* [WHAT NEEDS TO BE DONE]
Find every line in the records below that holds the word "buscar" and copy it.

* [PROVIDED ENTRIES]
--

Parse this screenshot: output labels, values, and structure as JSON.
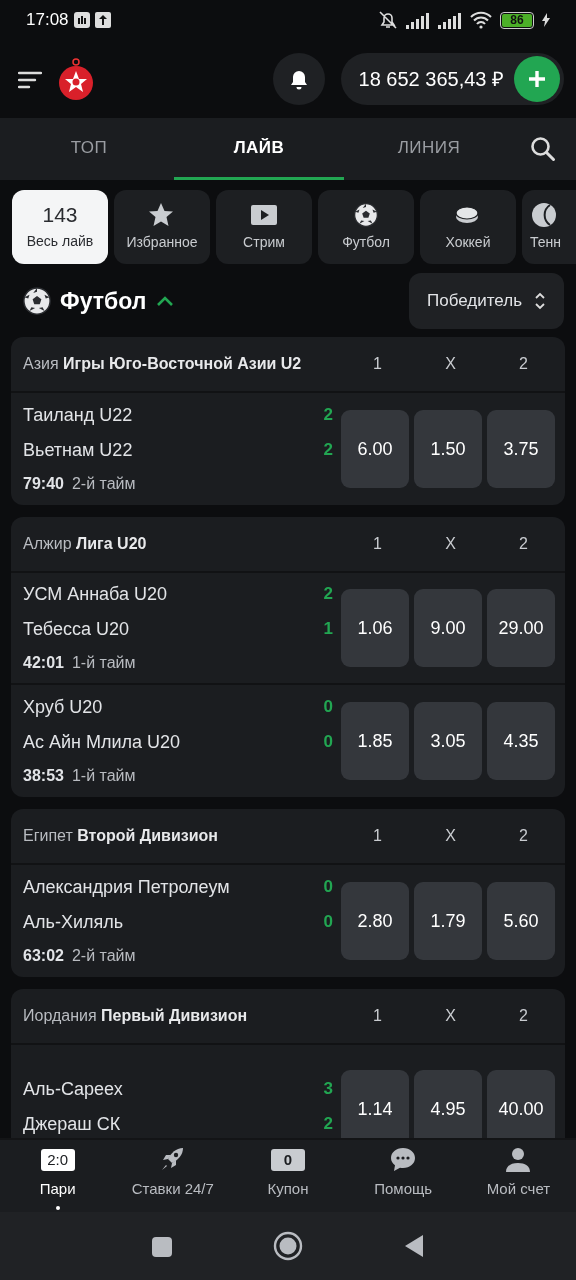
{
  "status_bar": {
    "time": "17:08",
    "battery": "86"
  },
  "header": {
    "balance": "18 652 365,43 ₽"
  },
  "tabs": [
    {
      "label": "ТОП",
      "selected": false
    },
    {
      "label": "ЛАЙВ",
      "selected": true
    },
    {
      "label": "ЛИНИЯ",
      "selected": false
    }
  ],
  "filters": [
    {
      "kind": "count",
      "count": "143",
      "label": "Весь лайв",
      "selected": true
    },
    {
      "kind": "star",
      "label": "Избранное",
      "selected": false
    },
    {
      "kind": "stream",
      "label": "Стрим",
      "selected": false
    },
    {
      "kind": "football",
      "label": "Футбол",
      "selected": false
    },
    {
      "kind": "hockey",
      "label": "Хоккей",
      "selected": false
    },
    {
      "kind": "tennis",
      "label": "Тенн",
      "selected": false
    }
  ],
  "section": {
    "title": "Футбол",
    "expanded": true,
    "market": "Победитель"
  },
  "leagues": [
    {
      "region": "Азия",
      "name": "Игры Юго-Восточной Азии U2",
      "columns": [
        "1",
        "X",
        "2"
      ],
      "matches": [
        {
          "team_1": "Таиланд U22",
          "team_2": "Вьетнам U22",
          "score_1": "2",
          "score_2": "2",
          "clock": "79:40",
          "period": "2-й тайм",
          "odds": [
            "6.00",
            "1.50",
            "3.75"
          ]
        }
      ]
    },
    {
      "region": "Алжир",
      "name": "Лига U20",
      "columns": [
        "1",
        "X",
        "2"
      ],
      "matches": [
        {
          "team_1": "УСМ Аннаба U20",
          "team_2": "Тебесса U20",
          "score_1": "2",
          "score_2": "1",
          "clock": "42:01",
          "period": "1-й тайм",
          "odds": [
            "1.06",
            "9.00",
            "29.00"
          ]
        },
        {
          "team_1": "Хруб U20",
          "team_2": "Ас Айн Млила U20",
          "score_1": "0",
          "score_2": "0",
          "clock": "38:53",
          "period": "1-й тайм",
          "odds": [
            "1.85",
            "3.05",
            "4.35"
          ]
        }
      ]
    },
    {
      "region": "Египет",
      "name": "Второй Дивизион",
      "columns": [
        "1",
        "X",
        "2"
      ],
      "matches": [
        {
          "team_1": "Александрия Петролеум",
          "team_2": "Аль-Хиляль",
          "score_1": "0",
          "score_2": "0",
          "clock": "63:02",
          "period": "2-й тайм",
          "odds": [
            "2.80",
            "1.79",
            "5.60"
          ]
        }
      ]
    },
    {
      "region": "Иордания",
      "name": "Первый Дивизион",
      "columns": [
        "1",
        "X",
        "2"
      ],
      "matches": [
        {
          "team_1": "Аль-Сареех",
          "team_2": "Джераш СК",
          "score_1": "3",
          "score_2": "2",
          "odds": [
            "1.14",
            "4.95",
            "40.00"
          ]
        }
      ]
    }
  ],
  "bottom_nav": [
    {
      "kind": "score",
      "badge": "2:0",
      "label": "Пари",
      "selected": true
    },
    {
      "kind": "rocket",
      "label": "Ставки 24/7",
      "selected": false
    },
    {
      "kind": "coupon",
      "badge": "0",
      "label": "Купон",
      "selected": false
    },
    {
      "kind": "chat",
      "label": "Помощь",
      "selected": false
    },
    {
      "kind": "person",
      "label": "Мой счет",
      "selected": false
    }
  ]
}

--

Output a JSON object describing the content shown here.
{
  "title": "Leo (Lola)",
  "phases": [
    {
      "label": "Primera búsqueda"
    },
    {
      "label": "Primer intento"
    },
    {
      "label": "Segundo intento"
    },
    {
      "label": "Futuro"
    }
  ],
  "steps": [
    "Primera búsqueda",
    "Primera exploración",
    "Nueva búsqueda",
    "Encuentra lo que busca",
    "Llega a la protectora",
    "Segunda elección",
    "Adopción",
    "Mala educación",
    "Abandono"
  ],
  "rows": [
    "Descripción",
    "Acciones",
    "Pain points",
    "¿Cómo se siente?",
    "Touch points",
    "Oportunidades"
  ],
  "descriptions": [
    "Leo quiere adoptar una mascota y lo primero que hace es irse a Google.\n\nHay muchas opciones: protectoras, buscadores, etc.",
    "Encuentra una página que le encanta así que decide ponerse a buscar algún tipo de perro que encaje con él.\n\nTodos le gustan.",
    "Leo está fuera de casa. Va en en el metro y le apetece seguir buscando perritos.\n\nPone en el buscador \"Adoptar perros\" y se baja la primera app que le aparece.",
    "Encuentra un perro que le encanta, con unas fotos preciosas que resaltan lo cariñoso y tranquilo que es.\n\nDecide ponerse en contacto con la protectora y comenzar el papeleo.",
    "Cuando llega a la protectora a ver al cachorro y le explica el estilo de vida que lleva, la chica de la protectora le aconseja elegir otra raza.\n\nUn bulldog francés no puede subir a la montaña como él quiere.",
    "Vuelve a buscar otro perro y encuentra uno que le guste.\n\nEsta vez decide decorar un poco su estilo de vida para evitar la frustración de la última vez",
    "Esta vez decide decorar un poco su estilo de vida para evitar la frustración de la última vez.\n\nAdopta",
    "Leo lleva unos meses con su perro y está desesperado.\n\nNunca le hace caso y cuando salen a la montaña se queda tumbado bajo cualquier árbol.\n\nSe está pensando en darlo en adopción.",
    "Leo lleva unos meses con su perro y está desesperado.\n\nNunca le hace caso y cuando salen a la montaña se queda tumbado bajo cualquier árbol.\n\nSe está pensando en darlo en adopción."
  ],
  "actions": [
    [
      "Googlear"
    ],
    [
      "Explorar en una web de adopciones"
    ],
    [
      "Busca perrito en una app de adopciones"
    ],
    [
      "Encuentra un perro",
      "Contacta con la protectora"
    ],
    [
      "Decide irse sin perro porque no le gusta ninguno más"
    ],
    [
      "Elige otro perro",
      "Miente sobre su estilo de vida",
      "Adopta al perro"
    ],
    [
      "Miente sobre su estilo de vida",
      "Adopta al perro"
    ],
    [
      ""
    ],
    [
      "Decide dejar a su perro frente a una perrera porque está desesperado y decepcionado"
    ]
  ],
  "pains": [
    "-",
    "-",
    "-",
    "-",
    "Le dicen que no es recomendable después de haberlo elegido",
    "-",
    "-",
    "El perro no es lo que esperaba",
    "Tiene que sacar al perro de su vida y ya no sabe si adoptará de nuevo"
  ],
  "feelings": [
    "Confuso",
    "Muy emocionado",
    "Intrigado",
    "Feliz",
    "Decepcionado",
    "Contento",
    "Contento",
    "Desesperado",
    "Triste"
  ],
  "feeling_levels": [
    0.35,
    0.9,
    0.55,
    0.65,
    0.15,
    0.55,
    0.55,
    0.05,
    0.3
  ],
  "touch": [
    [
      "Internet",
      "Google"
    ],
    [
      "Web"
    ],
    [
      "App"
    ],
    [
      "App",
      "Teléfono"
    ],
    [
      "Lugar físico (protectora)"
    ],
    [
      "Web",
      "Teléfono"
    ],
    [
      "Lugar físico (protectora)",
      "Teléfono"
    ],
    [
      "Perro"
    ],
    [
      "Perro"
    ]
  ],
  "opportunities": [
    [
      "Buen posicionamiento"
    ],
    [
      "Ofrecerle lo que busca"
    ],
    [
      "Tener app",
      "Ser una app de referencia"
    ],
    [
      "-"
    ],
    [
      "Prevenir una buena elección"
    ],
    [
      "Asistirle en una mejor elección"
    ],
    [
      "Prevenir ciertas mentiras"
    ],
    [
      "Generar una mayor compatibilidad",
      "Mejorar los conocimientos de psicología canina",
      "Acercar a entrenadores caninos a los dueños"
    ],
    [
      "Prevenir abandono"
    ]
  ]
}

--

* [EXERCISE ANSWER]
    "Encuentra una página que le encanta así que decide ponerse a buscar algún tipo de perro que encaje con él.\n\nTodos le gustan.",
    "Vuelve a buscar otro perro y encuentra uno que le guste.\n\nEsta vez decide decorar un poco su estilo de vida para evitar la frustración de la última vez",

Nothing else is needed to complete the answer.